**Task prompt**
Will you output all of the data below exactly, omitting the images?

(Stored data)
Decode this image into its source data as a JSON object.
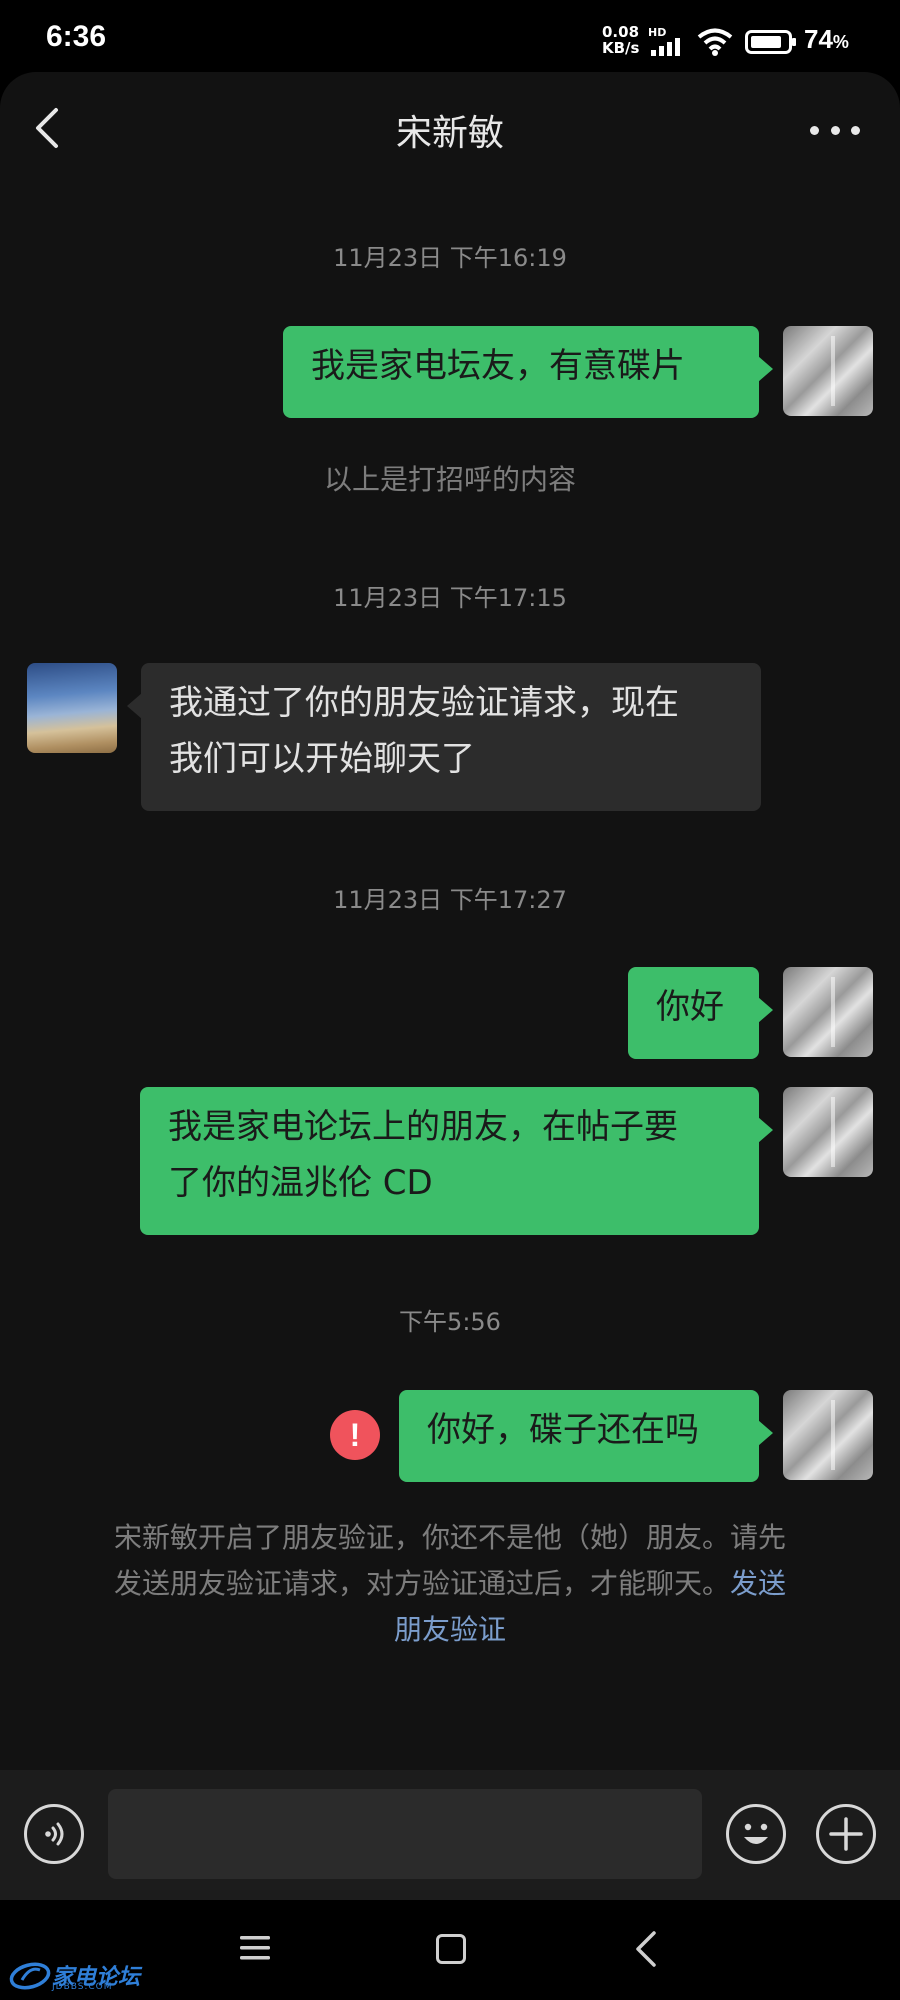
{
  "status_bar": {
    "time": "6:36",
    "net_speed": "0.08",
    "net_unit": "KB/s",
    "hd": "HD",
    "battery": "74",
    "battery_unit": "%"
  },
  "header": {
    "title": "宋新敏"
  },
  "messages": [
    {
      "kind": "timestamp",
      "text": "11月23日 下午16:19"
    },
    {
      "kind": "bubble",
      "side": "me",
      "text": "我是家电坛友，有意碟片"
    },
    {
      "kind": "system",
      "text": "以上是打招呼的内容"
    },
    {
      "kind": "timestamp",
      "text": "11月23日 下午17:15"
    },
    {
      "kind": "bubble",
      "side": "peer",
      "line1": "我通过了你的朋友验证请求，现在",
      "line2": "我们可以开始聊天了"
    },
    {
      "kind": "timestamp",
      "text": "11月23日 下午17:27"
    },
    {
      "kind": "bubble",
      "side": "me",
      "text": "你好"
    },
    {
      "kind": "bubble",
      "side": "me",
      "line1": "我是家电论坛上的朋友，在帖子要",
      "line2": "了你的温兆伦 CD"
    },
    {
      "kind": "timestamp",
      "text": "下午5:56"
    },
    {
      "kind": "bubble",
      "side": "me",
      "text": "你好，碟子还在吗",
      "failed": true,
      "fail_mark": "!"
    }
  ],
  "notice": {
    "line1": "宋新敏开启了朋友验证，你还不是他（她）朋友。请先",
    "line2_text": "发送朋友验证请求，对方验证通过后，才能聊天。",
    "line2_link": "发送",
    "line3_link": "朋友验证"
  },
  "input": {
    "placeholder": ""
  },
  "watermark": {
    "text": "家电论坛",
    "sub": "JDBBS.COM"
  },
  "colors": {
    "bubble_me": "#3dbe6a",
    "bubble_peer": "#2c2c2c",
    "background": "#121212",
    "link": "#7b9dcc",
    "error": "#f0535c"
  }
}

**Result of the task**
Decode this image into its source data as a JSON object.
{
  "status_bar": {
    "time": "6:36",
    "net_speed": "0.08",
    "net_unit": "KB/s",
    "hd": "HD",
    "battery": "74",
    "battery_unit": "%"
  },
  "header": {
    "title": "宋新敏"
  },
  "messages": [
    {
      "kind": "timestamp",
      "text": "11月23日 下午16:19"
    },
    {
      "kind": "bubble",
      "side": "me",
      "text": "我是家电坛友，有意碟片"
    },
    {
      "kind": "system",
      "text": "以上是打招呼的内容"
    },
    {
      "kind": "timestamp",
      "text": "11月23日 下午17:15"
    },
    {
      "kind": "bubble",
      "side": "peer",
      "line1": "我通过了你的朋友验证请求，现在",
      "line2": "我们可以开始聊天了"
    },
    {
      "kind": "timestamp",
      "text": "11月23日 下午17:27"
    },
    {
      "kind": "bubble",
      "side": "me",
      "text": "你好"
    },
    {
      "kind": "bubble",
      "side": "me",
      "line1": "我是家电论坛上的朋友，在帖子要",
      "line2": "了你的温兆伦 CD"
    },
    {
      "kind": "timestamp",
      "text": "下午5:56"
    },
    {
      "kind": "bubble",
      "side": "me",
      "text": "你好，碟子还在吗",
      "failed": true,
      "fail_mark": "!"
    }
  ],
  "notice": {
    "line1": "宋新敏开启了朋友验证，你还不是他（她）朋友。请先",
    "line2_text": "发送朋友验证请求，对方验证通过后，才能聊天。",
    "line2_link": "发送",
    "line3_link": "朋友验证"
  },
  "input": {
    "placeholder": ""
  },
  "watermark": {
    "text": "家电论坛",
    "sub": "JDBBS.COM"
  },
  "colors": {
    "bubble_me": "#3dbe6a",
    "bubble_peer": "#2c2c2c",
    "background": "#121212",
    "link": "#7b9dcc",
    "error": "#f0535c"
  }
}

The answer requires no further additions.